Verilen Problem: Aşağıdaki Van’da genç işsizliği konulu metinde "Türkiye’nin en genç nüfusuna sahip illerinden biri olan" ifadesinden "uzaklaşmasına neden oluyor." ifadesine kadar olan bölümün tamamını yeniden yazın, bunu yaparken "nitelikli" yerine "kalıcı" koyun.

Verilen Metin:
※

Türkiye’nin en genç nüfusuna sahip illerinden biri olan Van’da genç işsizliği, önemli bir sorun olarak öne çıkıyor. Van’da genç nüfus artarken, bu nüfusu istihdam edebilecek sürdürülebilir ve nitelikli iş alanlarının sınırlı kalması, gençlerin işgücü piyasasından uzaklaşmasına neden oluyor.

Kent Aktivisti Muhlis Kaya, Van’daki genç işsizliğine ilişkin değerlendirmesinde, genç nüfus ile kent ekonomisinin yapısı arasında ciddi bir uyumsuzluk bulunduğunu söyledi.

Resmi işsizlik verilerinin gerçeği tam olarak yansıtmadığını aktaran Kaya, işsizliğin ölçülme biçimini değerlendirerek, “Van’da genç işsizliğinin artmasının temel nedeni, genç nüfusun büyüklüğü ile bu nüfusu istihdam edecek ekonomik ve sektörel yapının birbiriyle örtüşmemesidir. Van, TÜİK verilerine göre Türkiye’nin en genç nüfusuna sahip illerinden biri olmasına rağmen, istihdam yaratma kapasitesi büyük ölçüde düşük katma değerli sektörlerle sınırlı kalıyor.” dedi.

“DÜŞÜK ÜCRET, GÜVENCESİZ İŞ”

※

Veri Kümesi İçeriği:
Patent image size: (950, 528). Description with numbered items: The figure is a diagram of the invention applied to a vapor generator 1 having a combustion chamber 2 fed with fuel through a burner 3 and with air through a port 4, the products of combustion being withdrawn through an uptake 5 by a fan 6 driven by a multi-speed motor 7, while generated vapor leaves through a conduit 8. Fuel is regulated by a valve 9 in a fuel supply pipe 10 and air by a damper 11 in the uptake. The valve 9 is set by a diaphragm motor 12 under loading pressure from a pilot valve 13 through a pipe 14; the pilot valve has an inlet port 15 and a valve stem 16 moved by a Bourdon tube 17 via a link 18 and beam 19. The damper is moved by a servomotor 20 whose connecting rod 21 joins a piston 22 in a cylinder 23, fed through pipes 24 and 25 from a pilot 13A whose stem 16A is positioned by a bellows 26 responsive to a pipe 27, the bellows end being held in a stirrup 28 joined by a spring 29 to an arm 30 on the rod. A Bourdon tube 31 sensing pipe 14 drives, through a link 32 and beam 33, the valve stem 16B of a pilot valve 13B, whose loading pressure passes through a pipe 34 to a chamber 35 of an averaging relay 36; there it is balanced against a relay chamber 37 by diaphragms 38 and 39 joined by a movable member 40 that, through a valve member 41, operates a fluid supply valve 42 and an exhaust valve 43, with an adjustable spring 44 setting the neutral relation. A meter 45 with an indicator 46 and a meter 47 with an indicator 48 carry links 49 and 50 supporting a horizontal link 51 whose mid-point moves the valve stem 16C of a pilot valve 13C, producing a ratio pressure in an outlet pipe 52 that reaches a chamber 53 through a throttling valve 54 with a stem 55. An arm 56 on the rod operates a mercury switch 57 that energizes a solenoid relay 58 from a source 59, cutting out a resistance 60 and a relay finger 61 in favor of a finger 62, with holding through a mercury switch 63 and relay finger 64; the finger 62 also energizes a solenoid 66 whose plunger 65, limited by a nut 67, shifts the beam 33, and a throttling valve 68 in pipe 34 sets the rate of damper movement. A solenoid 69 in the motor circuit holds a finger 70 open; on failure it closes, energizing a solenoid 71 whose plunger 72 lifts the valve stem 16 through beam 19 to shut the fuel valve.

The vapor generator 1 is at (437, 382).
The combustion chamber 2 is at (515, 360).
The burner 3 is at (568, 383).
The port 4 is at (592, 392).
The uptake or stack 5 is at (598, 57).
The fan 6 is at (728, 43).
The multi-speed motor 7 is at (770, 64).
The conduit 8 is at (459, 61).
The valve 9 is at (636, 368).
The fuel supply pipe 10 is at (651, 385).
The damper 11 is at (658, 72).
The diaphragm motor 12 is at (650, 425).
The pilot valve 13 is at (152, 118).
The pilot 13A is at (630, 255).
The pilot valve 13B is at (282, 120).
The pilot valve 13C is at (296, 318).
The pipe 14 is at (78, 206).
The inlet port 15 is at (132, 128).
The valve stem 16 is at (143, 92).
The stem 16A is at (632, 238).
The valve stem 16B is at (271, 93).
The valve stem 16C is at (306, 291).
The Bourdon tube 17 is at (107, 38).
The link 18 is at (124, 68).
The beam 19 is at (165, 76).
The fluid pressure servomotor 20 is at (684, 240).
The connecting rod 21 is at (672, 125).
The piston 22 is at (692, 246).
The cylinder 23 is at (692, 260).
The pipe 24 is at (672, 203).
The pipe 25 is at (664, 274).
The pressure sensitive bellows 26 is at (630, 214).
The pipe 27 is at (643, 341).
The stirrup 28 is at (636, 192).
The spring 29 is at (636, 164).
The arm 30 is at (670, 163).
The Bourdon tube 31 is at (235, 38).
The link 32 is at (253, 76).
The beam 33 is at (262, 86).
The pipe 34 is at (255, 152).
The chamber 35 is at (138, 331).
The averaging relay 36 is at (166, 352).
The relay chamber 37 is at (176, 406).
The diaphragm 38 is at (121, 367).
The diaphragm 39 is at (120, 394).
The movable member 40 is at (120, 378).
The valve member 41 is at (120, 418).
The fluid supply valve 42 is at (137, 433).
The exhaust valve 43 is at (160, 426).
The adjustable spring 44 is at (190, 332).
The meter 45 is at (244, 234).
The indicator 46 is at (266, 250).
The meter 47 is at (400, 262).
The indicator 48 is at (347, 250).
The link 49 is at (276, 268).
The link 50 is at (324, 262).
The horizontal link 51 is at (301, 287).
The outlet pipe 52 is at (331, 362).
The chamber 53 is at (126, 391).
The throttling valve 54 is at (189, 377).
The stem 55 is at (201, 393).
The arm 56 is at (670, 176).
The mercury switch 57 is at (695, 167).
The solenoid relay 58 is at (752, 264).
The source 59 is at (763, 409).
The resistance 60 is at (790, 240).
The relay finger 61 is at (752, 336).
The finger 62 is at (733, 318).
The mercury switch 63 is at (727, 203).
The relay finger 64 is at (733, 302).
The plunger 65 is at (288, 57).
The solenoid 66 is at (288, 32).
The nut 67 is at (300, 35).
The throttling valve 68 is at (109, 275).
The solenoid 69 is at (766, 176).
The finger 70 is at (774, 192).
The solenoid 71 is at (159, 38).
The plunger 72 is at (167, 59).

※

Alıştırma Çıktısı:
Türkiye’nin en genç nüfusuna sahip illerinden biri olan Van’da genç işsizliği, önemli bir sorun olarak öne çıkıyor. Van’da genç nüfus artarken, bu nüfusu istihdam edebilecek sürdürülebilir ve kalıcı iş alanlarının sınırlı kalması, gençlerin işgücü piyasasından uzaklaşmasına neden oluyor.